--- BEGIN ENTRIES ---
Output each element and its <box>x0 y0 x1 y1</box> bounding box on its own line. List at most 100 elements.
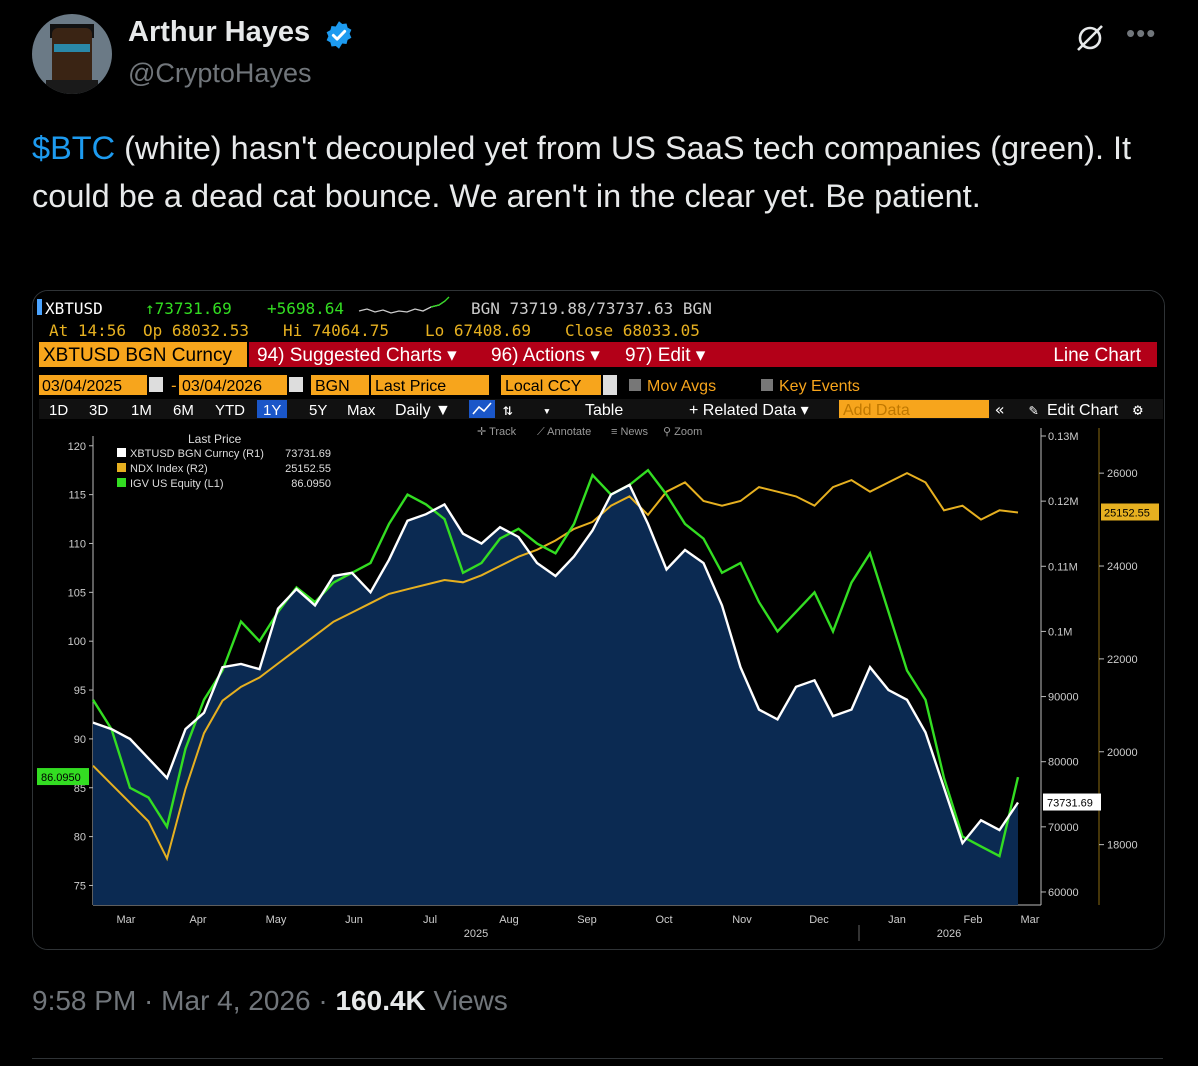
range-button-ytd[interactable]: YTD <box>215 402 245 419</box>
author-name[interactable]: Arthur Hayes <box>128 16 311 48</box>
left-tick-label: 95 <box>74 685 86 697</box>
legend-label: IGV US Equity (L1) <box>130 478 224 490</box>
last-price: ↑73731.69 <box>145 299 232 318</box>
author-handle[interactable]: @CryptoHayes <box>128 58 312 88</box>
edit-chart-button[interactable]: Edit Chart <box>1047 402 1119 419</box>
add-data-placeholder: Add Data <box>843 402 910 419</box>
currency-dropdown-icon[interactable] <box>603 375 617 395</box>
cashtag-link[interactable]: $BTC <box>32 130 116 166</box>
actions-menu[interactable]: 96) Actions ▾ <box>491 345 600 366</box>
mov-avgs-label: Mov Avgs <box>647 378 716 395</box>
legend-label: NDX Index (R2) <box>130 463 208 475</box>
meta-separator: · <box>136 985 162 1016</box>
calendar-from-icon[interactable] <box>149 377 163 392</box>
year-label: 2025 <box>464 928 488 940</box>
annotate-tool[interactable]: ⟋ Annotate <box>537 426 591 438</box>
tweet-text: $BTC (white) hasn't decoupled yet from U… <box>32 124 1152 220</box>
x-tick-label: May <box>266 914 287 926</box>
date-from: 03/04/2025 <box>42 378 122 395</box>
calendar-to-icon[interactable] <box>289 377 303 392</box>
x-tick-label: Feb <box>964 914 983 926</box>
source-box[interactable] <box>311 375 369 395</box>
range-button-1y[interactable]: 1Y <box>263 402 281 419</box>
btc-last-label-bg <box>1043 793 1101 811</box>
x-tick-label: Mar <box>117 914 136 926</box>
tweet-body: (white) hasn't decoupled yet from US Saa… <box>32 130 1132 214</box>
mov-avgs-checkbox[interactable] <box>629 379 641 391</box>
legend-swatch <box>117 478 126 487</box>
currency-box[interactable] <box>501 375 601 395</box>
left-tick-label: 115 <box>68 490 86 502</box>
left-tick-label: 105 <box>68 587 86 599</box>
date-to-box[interactable] <box>179 375 287 395</box>
view-count: 160.4K <box>335 985 426 1016</box>
legend-value: 25152.55 <box>285 463 331 475</box>
key-events-checkbox[interactable] <box>761 379 773 391</box>
x-tick-label: Aug <box>499 914 519 926</box>
legend-swatch <box>117 463 126 472</box>
igv-last-label-bg <box>37 768 89 786</box>
legend-value: 86.0950 <box>291 478 331 490</box>
add-data-input[interactable] <box>839 400 989 418</box>
more-options-icon[interactable]: ••• <box>1126 18 1157 48</box>
pencil-icon: ✎ <box>1029 401 1038 419</box>
x-tick-label: Jan <box>888 914 906 926</box>
right1-tick-label: 0.1M <box>1048 626 1072 638</box>
grok-icon[interactable] <box>1074 22 1106 54</box>
tweet-date[interactable]: Mar 4, 2026 <box>161 985 311 1016</box>
verified-badge-icon <box>326 21 352 49</box>
right2-tick-label: 20000 <box>1107 747 1138 759</box>
legend-title: Last Price <box>188 432 242 446</box>
chart-type[interactable]: Line Chart <box>1053 345 1141 366</box>
range-button-max[interactable]: Max <box>347 402 376 419</box>
right1-tick-label: 80000 <box>1048 757 1079 769</box>
x-tick-label: Dec <box>809 914 829 926</box>
high-price: Hi 74064.75 <box>283 321 389 340</box>
author-avatar[interactable] <box>32 14 112 94</box>
x-tick-label: Mar <box>1021 914 1040 926</box>
price-change: +5698.64 <box>267 299 344 318</box>
left-tick-label: 100 <box>68 636 86 648</box>
track-tool[interactable]: ✛ Track <box>477 426 517 438</box>
date-from-box[interactable] <box>39 375 147 395</box>
candle-icon[interactable]: ⇅ <box>503 400 513 419</box>
avatar-glasses <box>54 44 90 52</box>
zoom-tool[interactable]: ⚲ Zoom <box>663 426 702 438</box>
edit-menu[interactable]: 97) Edit ▾ <box>625 345 706 366</box>
table-button[interactable]: Table <box>585 402 623 419</box>
field-box[interactable] <box>371 375 489 395</box>
right2-tick-label: 24000 <box>1107 561 1138 573</box>
btc-series-line <box>92 483 1019 846</box>
avatar-body <box>46 80 98 94</box>
x-tick-label: Oct <box>655 914 672 926</box>
news-tool[interactable]: ≡ News <box>611 426 648 438</box>
chart-image[interactable]: XBTUSD ↑73731.69 +5698.64 BGN 73719.88/7… <box>32 290 1165 950</box>
frequency-dropdown[interactable]: Daily ▼ <box>395 402 451 419</box>
views-label: Views <box>425 985 508 1016</box>
igv-series-line <box>91 468 1020 858</box>
range-button-6m[interactable]: 6M <box>173 402 194 419</box>
range-button-5y[interactable]: 5Y <box>309 402 327 419</box>
suggested-charts-menu[interactable]: 94) Suggested Charts ▾ <box>257 345 457 366</box>
date-dash: - <box>169 376 179 395</box>
right1-tick-label: 0.12M <box>1048 496 1079 508</box>
key-events-label: Key Events <box>779 378 860 395</box>
range-buttons: 1D 3D 1M 6M YTD 1Y 5Y Max <box>49 400 376 419</box>
settings-gear-icon[interactable]: ⚙ <box>1133 400 1143 419</box>
legend-swatch <box>117 448 126 457</box>
left-tick-label: 80 <box>74 832 86 844</box>
related-data-button[interactable]: + Related Data ▾ <box>689 402 809 419</box>
range-button-1m[interactable]: 1M <box>131 402 152 419</box>
range-button-3d[interactable]: 3D <box>89 402 108 419</box>
chart-style-dropdown-icon[interactable]: ▾ <box>543 404 551 419</box>
x-tick-label: Jun <box>345 914 363 926</box>
collapse-icon[interactable]: « <box>995 400 1005 419</box>
tweet-time[interactable]: 9:58 PM <box>32 985 137 1016</box>
btc-area-fill <box>93 484 1018 905</box>
meta-separator: · <box>310 985 336 1016</box>
sparkline-up <box>430 296 450 308</box>
right2-tick-label: 26000 <box>1107 468 1138 480</box>
close-price: Close 68033.05 <box>565 321 700 340</box>
security-box[interactable] <box>39 342 247 367</box>
range-button-1d[interactable]: 1D <box>49 402 68 419</box>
--- END ENTRIES ---
- **SHORT TASK**:
Rewrite the data above, substituting "x-axis-label" for every "x-tick-label" and keeping everything else unchanged. Leave out the picture.

- **RESPONSE BELOW**:
Output each element and its <box>x0 y0 x1 y1</box> bounding box on its own line. List at most 100 elements.
range-button-ytd[interactable]: YTD <box>215 402 245 419</box>
author-name[interactable]: Arthur Hayes <box>128 16 311 48</box>
left-tick-label: 95 <box>74 685 86 697</box>
legend-label: IGV US Equity (L1) <box>130 478 224 490</box>
last-price: ↑73731.69 <box>145 299 232 318</box>
author-handle[interactable]: @CryptoHayes <box>128 58 312 88</box>
edit-chart-button[interactable]: Edit Chart <box>1047 402 1119 419</box>
add-data-placeholder: Add Data <box>843 402 910 419</box>
currency-dropdown-icon[interactable] <box>603 375 617 395</box>
cashtag-link[interactable]: $BTC <box>32 130 116 166</box>
actions-menu[interactable]: 96) Actions ▾ <box>491 345 600 366</box>
mov-avgs-label: Mov Avgs <box>647 378 716 395</box>
legend-label: NDX Index (R2) <box>130 463 208 475</box>
meta-separator: · <box>136 985 162 1016</box>
calendar-from-icon[interactable] <box>149 377 163 392</box>
year-label: 2025 <box>464 928 488 940</box>
annotate-tool[interactable]: ⟋ Annotate <box>537 426 591 438</box>
tweet-text: $BTC (white) hasn't decoupled yet from U… <box>32 124 1152 220</box>
x-axis-label: May <box>266 914 287 926</box>
date-from: 03/04/2025 <box>42 378 122 395</box>
calendar-to-icon[interactable] <box>289 377 303 392</box>
x-axis-label: Feb <box>964 914 983 926</box>
source-box[interactable] <box>311 375 369 395</box>
range-button-1y[interactable]: 1Y <box>263 402 281 419</box>
btc-last-label-bg <box>1043 793 1101 811</box>
x-axis-label: Mar <box>117 914 136 926</box>
tweet-body: (white) hasn't decoupled yet from US Saa… <box>32 130 1132 214</box>
mov-avgs-checkbox[interactable] <box>629 379 641 391</box>
legend-swatch <box>117 478 126 487</box>
currency-box[interactable] <box>501 375 601 395</box>
left-tick-label: 115 <box>68 490 86 502</box>
left-tick-label: 105 <box>68 587 86 599</box>
date-to-box[interactable] <box>179 375 287 395</box>
view-count: 160.4K <box>335 985 426 1016</box>
legend-value: 25152.55 <box>285 463 331 475</box>
key-events-checkbox[interactable] <box>761 379 773 391</box>
x-axis-label: Aug <box>499 914 519 926</box>
legend-swatch <box>117 463 126 472</box>
igv-last-label-bg <box>37 768 89 786</box>
legend-value: 86.0950 <box>291 478 331 490</box>
add-data-input[interactable] <box>839 400 989 418</box>
more-options-icon[interactable]: ••• <box>1126 18 1157 48</box>
pencil-icon: ✎ <box>1029 401 1038 419</box>
x-axis-label: Jan <box>888 914 906 926</box>
right1-tick-label: 0.1M <box>1048 626 1072 638</box>
grok-icon[interactable] <box>1074 22 1106 54</box>
tweet-date[interactable]: Mar 4, 2026 <box>161 985 311 1016</box>
verified-badge-icon <box>326 21 352 49</box>
right2-tick-label: 20000 <box>1107 747 1138 759</box>
legend-title: Last Price <box>188 432 242 446</box>
chart-type[interactable]: Line Chart <box>1053 345 1141 366</box>
range-button-max[interactable]: Max <box>347 402 376 419</box>
right1-tick-label: 80000 <box>1048 757 1079 769</box>
x-axis-label: Dec <box>809 914 829 926</box>
high-price: Hi 74064.75 <box>283 321 389 340</box>
author-avatar[interactable] <box>32 14 112 94</box>
x-axis-label: Mar <box>1021 914 1040 926</box>
price-change: +5698.64 <box>267 299 344 318</box>
left-tick-label: 100 <box>68 636 86 648</box>
track-tool[interactable]: ✛ Track <box>477 426 517 438</box>
date-from-box[interactable] <box>39 375 147 395</box>
candle-icon[interactable]: ⇅ <box>503 400 513 419</box>
avatar-glasses <box>54 44 90 52</box>
zoom-tool[interactable]: ⚲ Zoom <box>663 426 702 438</box>
edit-menu[interactable]: 97) Edit ▾ <box>625 345 706 366</box>
table-button[interactable]: Table <box>585 402 623 419</box>
field-box[interactable] <box>371 375 489 395</box>
right2-tick-label: 24000 <box>1107 561 1138 573</box>
btc-series-line <box>92 483 1019 846</box>
avatar-body <box>46 80 98 94</box>
x-axis-label: Oct <box>655 914 672 926</box>
news-tool[interactable]: ≡ News <box>611 426 648 438</box>
chart-image[interactable]: XBTUSD ↑73731.69 +5698.64 BGN 73719.88/7… <box>32 290 1165 950</box>
frequency-dropdown[interactable]: Daily ▼ <box>395 402 451 419</box>
views-label: Views <box>425 985 508 1016</box>
igv-series-line <box>91 468 1020 858</box>
range-button-6m[interactable]: 6M <box>173 402 194 419</box>
range-button-5y[interactable]: 5Y <box>309 402 327 419</box>
suggested-charts-menu[interactable]: 94) Suggested Charts ▾ <box>257 345 457 366</box>
date-dash: - <box>169 376 179 395</box>
right1-tick-label: 0.12M <box>1048 496 1079 508</box>
key-events-label: Key Events <box>779 378 860 395</box>
range-buttons: 1D 3D 1M 6M YTD 1Y 5Y Max <box>49 400 376 419</box>
settings-gear-icon[interactable]: ⚙ <box>1133 400 1143 419</box>
legend-swatch <box>117 448 126 457</box>
left-tick-label: 80 <box>74 832 86 844</box>
related-data-button[interactable]: + Related Data ▾ <box>689 402 809 419</box>
range-button-1m[interactable]: 1M <box>131 402 152 419</box>
range-button-3d[interactable]: 3D <box>89 402 108 419</box>
chart-style-dropdown-icon[interactable]: ▾ <box>543 404 551 419</box>
x-axis-label: Jun <box>345 914 363 926</box>
collapse-icon[interactable]: « <box>995 400 1005 419</box>
tweet-time[interactable]: 9:58 PM <box>32 985 137 1016</box>
btc-area-fill <box>93 484 1018 905</box>
meta-separator: · <box>310 985 336 1016</box>
sparkline-up <box>430 296 450 308</box>
right2-tick-label: 26000 <box>1107 468 1138 480</box>
close-price: Close 68033.05 <box>565 321 700 340</box>
security-box[interactable] <box>39 342 247 367</box>
range-button-1d[interactable]: 1D <box>49 402 68 419</box>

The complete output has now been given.